Supplied data:

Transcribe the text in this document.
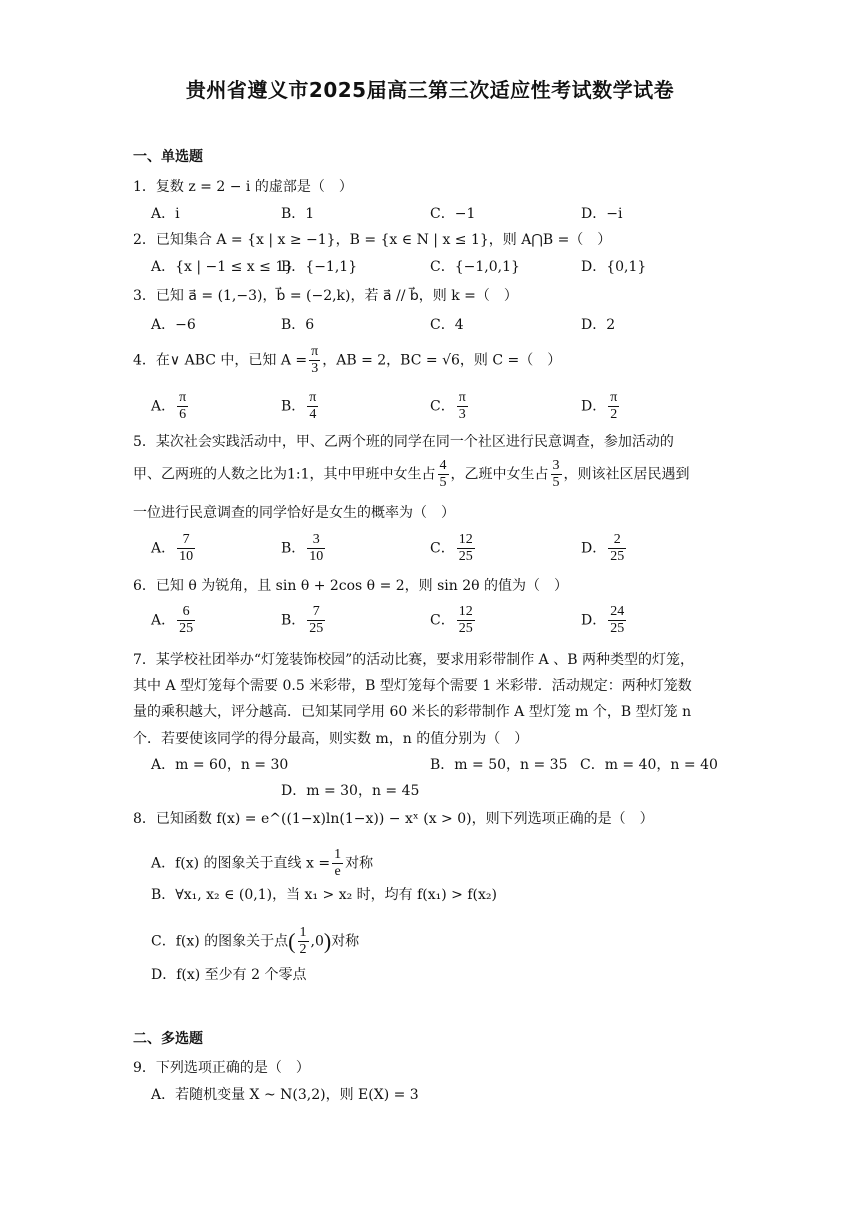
贵州省遵义市2025届高三第三次适应性考试数学试卷
一、单选题
1．复数 z = 2 − i 的虚部是（　）
A．i	B．1	C．−1	D．−i
2．已知集合 A = {x | x ≥ −1}，B = {x ∈ N | x ≤ 1}，则 A⋂B =（　）
A．{x | −1 ≤ x ≤ 1}
B．{−1,1}	C．{−1,0,1}	D．{0,1}
3．已知 a⃗ = (1,−3)，b⃗ = (−2,k)，若 a⃗ // b⃗，则 k =（　）
A．−6	B．6	C．4	D．2
4．在∨ ABC 中，已知 $A = \frac{\pi}{3}$ ，AB = 2，BC = √6，则 C =（　）
A． $\frac{\pi}{6}$	B． $\frac{\pi}{4}$	C． $\frac{\pi}{3}$	D． $\frac{\pi}{2}$
5．某次社会实践活动中，甲、乙两个班的同学在同一个社区进行民意调查，参加活动的
甲、乙两班的人数之比为1:1，其中甲班中女生占 $\frac{4}{5}$ ，乙班中女生占 $\frac{3}{5}$ ，则该社区居民遇到
一位进行民意调查的同学恰好是女生的概率为（　）
A． $\frac{7}{10}$	B． $\frac{3}{10}$	C． $\frac{12}{25}$	D． $\frac{2}{25}$
6．已知 θ 为锐角，且 sin θ + 2cos θ = 2，则 sin 2θ 的值为（　）
A． $\frac{6}{25}$	B． $\frac{7}{25}$	C． $\frac{12}{25}$	D． $\frac{24}{25}$
7．某学校社团举办“灯笼装饰校园”的活动比赛，要求用彩带制作 A 、B 两种类型的灯笼，
其中 A 型灯笼每个需要 0.5 米彩带，B 型灯笼每个需要 1 米彩带．活动规定：两种灯笼数
量的乘积越大，评分越高．已知某同学用 60 米长的彩带制作 A 型灯笼 m 个，B 型灯笼 n
个．若要使该同学的得分最高，则实数 m，n 的值分别为（　）
A．m = 60，n = 30	B．m = 50，n = 35 C．m = 40，n = 40
D．m = 30，n = 45
8．已知函数 f(x) = e^((1−x)ln(1−x)) − xˣ (x > 0)，则下列选项正确的是（　）
A．f(x) 的图象关于直线 $x = \frac{1}{e}$ 对称
B．∀x₁, x₂ ∈ (0,1)，当 x₁ > x₂ 时，均有 f(x₁) > f(x₂)
C．f(x) 的图象关于点( $\frac{1}{2} ,0$)对称
D．f(x) 至少有 2 个零点
二、多选题
9．下列选项正确的是（　）
A．若随机变量 X ~ N(3,2)，则 E(X) = 3
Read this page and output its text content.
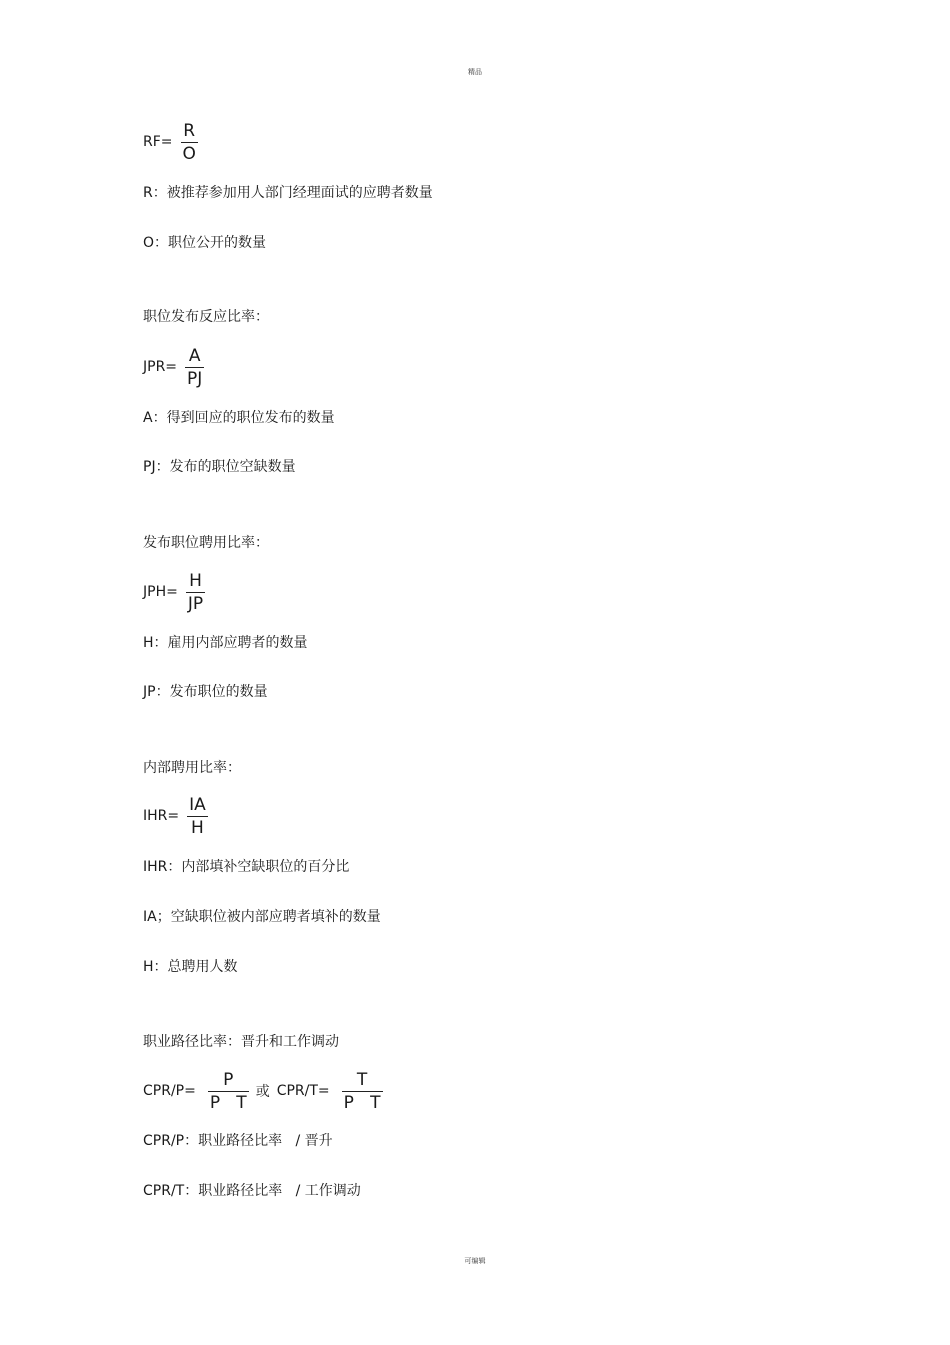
精品
$RF= \frac{R}{O}$
R：被推荐参加用人部门经理面试的应聘者数量
O：职位公开的数量
职位发布反应比率：
$JPR= \frac{A}{PJ}$
A：得到回应的职位发布的数量
PJ：发布的职位空缺数量
发布职位聘用比率：
$JPH= \frac{H}{JP}$
H：雇用内部应聘者的数量
JP：发布职位的数量
内部聘用比率：
$IHR= \frac{IA}{H}$
IHR：内部填补空缺职位的百分比
IA；空缺职位被内部应聘者填补的数量
H：总聘用人数
职业路径比率：晋升和工作调动
$CPR/P= \frac{P}{\text{P   T}}$ 或 $CPR/T= \frac{T}{\text{P   T}}$
CPR/P：职业路径比率   / 晋升
CPR/T：职业路径比率   / 工作调动
可编辑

Exercise prompt: Begin with the line that contains "Read this page and output its text content." and repeat every line through the end of the data, exactly and only those lines, leaving out the pictures.

Solution to this exercise:
Read this page and output its text content.
精品
$RF= \frac{R}{O}$
R：被推荐参加用人部门经理面试的应聘者数量
O：职位公开的数量
职位发布反应比率：
$JPR= \frac{A}{PJ}$
A：得到回应的职位发布的数量
PJ：发布的职位空缺数量
发布职位聘用比率：
$JPH= \frac{H}{JP}$
H：雇用内部应聘者的数量
JP：发布职位的数量
内部聘用比率：
$IHR= \frac{IA}{H}$
IHR：内部填补空缺职位的百分比
IA；空缺职位被内部应聘者填补的数量
H：总聘用人数
职业路径比率：晋升和工作调动
$CPR/P= \frac{P}{\text{P   T}}$ 或 $CPR/T= \frac{T}{\text{P   T}}$
CPR/P：职业路径比率   / 晋升
CPR/T：职业路径比率   / 工作调动
可编辑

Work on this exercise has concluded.